- **PROVIDED RECORDS**
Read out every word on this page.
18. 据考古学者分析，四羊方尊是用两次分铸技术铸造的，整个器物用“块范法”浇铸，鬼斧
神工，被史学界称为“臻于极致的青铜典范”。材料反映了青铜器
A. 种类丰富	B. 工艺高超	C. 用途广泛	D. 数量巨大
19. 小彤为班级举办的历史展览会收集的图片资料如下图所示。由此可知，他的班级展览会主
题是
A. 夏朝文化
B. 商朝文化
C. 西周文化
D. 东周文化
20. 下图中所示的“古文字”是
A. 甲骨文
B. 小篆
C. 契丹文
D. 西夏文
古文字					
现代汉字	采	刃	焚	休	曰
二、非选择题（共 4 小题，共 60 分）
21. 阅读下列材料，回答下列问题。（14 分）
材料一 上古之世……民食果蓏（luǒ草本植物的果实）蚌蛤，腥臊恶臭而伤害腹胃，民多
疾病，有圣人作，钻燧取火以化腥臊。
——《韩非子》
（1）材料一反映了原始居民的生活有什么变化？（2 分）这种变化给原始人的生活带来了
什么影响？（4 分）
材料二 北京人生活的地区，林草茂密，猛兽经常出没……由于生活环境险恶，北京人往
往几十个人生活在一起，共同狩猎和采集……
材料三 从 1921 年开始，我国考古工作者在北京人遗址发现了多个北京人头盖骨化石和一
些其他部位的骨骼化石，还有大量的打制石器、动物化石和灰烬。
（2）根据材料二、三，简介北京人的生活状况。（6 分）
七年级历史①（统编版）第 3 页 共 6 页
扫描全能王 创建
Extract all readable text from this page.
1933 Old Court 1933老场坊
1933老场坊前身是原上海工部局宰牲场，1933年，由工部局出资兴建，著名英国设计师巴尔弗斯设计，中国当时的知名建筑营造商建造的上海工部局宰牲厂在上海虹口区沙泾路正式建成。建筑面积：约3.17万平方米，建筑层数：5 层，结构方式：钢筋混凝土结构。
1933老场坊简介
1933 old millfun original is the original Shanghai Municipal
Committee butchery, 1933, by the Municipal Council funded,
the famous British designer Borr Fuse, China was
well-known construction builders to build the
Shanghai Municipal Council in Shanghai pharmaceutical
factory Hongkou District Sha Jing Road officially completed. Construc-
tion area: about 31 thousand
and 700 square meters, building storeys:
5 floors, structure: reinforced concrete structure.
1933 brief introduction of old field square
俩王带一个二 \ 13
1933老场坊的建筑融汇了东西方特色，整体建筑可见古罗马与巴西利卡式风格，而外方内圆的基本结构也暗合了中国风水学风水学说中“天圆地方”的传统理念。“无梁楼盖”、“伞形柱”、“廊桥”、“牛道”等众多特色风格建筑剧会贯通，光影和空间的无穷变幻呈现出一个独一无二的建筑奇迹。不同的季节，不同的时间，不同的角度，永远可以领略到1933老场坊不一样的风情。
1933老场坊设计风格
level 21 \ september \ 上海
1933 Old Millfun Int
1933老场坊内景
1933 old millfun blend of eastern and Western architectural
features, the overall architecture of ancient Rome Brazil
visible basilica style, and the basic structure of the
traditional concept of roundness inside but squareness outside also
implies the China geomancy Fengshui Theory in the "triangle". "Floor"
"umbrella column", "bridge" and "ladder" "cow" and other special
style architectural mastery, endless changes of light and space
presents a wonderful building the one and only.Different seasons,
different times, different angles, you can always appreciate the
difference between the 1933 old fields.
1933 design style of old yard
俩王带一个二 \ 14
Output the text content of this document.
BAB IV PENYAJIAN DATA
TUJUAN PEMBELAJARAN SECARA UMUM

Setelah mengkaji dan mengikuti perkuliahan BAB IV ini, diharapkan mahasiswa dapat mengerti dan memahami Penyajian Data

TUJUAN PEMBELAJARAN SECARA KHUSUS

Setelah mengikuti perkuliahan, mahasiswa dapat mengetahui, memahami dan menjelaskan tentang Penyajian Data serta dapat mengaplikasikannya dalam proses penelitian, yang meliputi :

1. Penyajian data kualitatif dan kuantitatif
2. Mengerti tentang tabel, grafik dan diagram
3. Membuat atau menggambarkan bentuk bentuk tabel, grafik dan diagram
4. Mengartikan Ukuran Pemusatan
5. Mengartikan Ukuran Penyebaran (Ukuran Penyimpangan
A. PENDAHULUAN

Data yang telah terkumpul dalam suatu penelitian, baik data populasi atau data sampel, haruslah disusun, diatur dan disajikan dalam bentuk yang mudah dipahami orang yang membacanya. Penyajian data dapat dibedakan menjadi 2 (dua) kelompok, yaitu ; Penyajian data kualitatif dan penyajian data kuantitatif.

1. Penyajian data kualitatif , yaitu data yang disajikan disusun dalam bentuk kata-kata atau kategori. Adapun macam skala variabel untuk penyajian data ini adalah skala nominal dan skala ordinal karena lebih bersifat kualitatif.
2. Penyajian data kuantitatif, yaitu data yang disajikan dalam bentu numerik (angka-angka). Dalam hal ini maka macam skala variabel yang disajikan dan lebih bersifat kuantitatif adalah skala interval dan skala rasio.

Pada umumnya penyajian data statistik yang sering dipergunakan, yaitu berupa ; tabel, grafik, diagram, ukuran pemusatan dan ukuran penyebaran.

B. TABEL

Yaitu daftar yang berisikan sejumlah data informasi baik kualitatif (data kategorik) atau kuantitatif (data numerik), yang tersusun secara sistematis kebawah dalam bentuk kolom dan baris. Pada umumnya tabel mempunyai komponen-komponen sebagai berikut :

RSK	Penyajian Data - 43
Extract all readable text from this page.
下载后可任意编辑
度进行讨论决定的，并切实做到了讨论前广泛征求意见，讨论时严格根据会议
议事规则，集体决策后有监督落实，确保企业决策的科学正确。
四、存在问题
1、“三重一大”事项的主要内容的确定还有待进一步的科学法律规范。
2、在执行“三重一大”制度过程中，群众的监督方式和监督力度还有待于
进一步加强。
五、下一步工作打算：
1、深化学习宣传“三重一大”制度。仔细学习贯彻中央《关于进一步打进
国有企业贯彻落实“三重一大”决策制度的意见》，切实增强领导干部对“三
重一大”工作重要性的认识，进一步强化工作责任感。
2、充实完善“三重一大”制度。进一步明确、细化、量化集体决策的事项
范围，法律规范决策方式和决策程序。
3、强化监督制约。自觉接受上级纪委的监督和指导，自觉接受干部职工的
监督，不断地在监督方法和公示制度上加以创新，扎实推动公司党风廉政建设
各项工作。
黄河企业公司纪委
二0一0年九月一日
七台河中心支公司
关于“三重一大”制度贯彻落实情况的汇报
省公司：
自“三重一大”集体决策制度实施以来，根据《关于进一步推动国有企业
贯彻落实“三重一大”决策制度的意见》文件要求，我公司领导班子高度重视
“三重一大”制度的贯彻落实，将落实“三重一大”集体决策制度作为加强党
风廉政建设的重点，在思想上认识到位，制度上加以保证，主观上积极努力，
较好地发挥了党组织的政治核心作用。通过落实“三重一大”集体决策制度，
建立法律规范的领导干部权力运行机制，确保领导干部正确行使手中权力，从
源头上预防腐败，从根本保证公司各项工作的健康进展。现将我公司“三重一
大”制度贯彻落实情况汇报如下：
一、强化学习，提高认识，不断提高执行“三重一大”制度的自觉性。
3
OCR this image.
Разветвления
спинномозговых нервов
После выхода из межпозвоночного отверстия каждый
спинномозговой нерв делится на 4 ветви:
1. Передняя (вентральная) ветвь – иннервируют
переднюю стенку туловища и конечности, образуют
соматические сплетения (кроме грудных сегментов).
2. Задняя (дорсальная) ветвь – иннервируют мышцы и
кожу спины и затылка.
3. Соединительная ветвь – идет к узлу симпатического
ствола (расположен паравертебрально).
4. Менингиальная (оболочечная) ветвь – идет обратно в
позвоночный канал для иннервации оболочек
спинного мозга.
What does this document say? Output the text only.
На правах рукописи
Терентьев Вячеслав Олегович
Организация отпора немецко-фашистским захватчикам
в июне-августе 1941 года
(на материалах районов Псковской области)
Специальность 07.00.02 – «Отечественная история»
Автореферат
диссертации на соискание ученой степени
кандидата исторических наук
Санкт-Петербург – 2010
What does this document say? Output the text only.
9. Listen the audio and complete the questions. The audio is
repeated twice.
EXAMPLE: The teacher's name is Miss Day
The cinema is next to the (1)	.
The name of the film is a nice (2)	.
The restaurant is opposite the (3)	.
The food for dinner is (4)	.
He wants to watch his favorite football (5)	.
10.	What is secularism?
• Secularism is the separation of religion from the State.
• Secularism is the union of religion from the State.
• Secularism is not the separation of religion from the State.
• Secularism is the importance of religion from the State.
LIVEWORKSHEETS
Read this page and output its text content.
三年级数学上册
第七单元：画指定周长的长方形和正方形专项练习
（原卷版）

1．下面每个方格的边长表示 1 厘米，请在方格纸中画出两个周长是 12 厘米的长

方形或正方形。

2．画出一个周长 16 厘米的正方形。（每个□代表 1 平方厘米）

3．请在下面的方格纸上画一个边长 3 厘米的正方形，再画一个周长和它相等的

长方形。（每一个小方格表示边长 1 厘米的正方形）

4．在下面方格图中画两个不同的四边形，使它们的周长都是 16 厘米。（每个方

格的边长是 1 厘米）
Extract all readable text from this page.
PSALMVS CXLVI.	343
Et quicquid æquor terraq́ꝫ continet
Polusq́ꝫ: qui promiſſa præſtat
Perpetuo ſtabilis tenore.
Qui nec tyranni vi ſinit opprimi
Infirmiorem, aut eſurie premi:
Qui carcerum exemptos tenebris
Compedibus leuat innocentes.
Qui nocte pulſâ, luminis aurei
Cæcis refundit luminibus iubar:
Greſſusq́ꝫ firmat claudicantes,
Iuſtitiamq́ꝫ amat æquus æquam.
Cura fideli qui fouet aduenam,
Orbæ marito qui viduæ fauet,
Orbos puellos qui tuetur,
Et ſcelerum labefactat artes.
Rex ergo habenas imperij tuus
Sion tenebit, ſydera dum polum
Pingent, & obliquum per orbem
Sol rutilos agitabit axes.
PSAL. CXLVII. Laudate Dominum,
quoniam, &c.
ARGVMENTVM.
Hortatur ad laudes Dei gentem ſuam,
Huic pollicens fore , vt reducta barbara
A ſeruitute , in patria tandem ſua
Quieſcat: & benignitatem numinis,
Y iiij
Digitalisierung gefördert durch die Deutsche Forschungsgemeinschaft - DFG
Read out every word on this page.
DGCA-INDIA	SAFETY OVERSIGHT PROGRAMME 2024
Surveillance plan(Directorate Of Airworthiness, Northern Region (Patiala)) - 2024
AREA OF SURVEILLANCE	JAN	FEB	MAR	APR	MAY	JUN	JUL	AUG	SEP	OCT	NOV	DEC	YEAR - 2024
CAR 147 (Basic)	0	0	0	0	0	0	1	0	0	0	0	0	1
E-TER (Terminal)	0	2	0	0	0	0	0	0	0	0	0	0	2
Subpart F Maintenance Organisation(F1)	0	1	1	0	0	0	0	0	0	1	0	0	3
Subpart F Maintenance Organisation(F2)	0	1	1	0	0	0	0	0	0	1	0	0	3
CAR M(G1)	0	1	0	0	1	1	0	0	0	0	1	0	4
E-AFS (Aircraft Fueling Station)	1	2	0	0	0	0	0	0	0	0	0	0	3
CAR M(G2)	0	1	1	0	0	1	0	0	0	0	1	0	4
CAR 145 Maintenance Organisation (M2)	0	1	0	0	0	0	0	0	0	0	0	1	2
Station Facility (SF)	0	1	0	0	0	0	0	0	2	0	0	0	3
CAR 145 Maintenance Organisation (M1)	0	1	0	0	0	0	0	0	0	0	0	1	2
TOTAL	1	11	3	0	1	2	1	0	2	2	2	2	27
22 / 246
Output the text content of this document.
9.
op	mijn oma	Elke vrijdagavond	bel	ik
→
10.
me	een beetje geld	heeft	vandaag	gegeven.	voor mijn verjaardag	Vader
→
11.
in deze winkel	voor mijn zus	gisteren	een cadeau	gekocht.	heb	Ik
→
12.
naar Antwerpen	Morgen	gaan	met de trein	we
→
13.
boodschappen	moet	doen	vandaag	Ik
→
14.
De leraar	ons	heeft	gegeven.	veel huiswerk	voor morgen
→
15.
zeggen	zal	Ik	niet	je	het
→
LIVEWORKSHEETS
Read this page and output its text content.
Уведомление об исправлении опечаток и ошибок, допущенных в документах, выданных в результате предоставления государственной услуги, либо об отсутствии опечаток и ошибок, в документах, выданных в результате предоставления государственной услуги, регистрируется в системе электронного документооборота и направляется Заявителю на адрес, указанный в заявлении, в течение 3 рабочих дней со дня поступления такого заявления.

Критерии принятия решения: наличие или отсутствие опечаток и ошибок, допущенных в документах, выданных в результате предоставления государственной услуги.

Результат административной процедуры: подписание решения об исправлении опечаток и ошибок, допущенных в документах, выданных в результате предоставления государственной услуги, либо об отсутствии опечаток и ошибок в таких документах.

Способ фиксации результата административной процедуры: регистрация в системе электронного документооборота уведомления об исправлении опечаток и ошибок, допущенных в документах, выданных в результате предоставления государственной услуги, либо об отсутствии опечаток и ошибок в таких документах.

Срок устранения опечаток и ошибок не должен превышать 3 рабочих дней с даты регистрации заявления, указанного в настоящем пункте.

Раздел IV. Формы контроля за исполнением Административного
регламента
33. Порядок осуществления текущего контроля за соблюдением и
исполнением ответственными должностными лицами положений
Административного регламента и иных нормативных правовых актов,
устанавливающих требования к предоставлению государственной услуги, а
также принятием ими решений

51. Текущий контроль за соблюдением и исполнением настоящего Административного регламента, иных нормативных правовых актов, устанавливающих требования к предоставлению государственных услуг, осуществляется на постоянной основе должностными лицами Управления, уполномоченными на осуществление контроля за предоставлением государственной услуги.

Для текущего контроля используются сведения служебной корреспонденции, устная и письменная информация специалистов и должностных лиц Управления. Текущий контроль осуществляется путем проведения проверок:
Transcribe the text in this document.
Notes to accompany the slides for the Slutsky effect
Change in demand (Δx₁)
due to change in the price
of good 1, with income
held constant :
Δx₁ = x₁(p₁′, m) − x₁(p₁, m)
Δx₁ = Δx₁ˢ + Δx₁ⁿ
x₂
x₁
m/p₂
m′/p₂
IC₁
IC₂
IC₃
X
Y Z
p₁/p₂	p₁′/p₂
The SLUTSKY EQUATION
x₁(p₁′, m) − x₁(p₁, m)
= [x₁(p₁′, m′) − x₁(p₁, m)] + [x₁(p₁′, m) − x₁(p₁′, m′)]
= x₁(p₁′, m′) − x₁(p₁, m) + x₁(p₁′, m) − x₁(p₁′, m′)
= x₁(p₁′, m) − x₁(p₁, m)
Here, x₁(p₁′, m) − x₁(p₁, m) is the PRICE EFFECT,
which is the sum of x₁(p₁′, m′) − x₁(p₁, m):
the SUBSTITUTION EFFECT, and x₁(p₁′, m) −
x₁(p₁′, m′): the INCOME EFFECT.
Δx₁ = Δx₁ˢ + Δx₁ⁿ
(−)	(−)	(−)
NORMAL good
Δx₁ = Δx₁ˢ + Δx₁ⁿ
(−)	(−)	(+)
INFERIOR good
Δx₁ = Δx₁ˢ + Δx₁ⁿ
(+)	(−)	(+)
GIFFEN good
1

- **GIVEN REQUEST**
From the entries above, collect every line with the string "umumnya" in it.

- **ANSWER TO THE PROBLEM**
Pada umumnya penyajian data statistik yang sering dipergunakan, yaitu berupa ; tabel, grafik, diagram, ukuran pemusatan dan ukuran penyebaran.
Yaitu daftar yang berisikan sejumlah data informasi baik kualitatif (data kategorik) atau kuantitatif (data numerik), yang tersusun secara sistematis kebawah dalam bentuk kolom dan baris. Pada umumnya tabel mempunyai komponen-komponen sebagai berikut :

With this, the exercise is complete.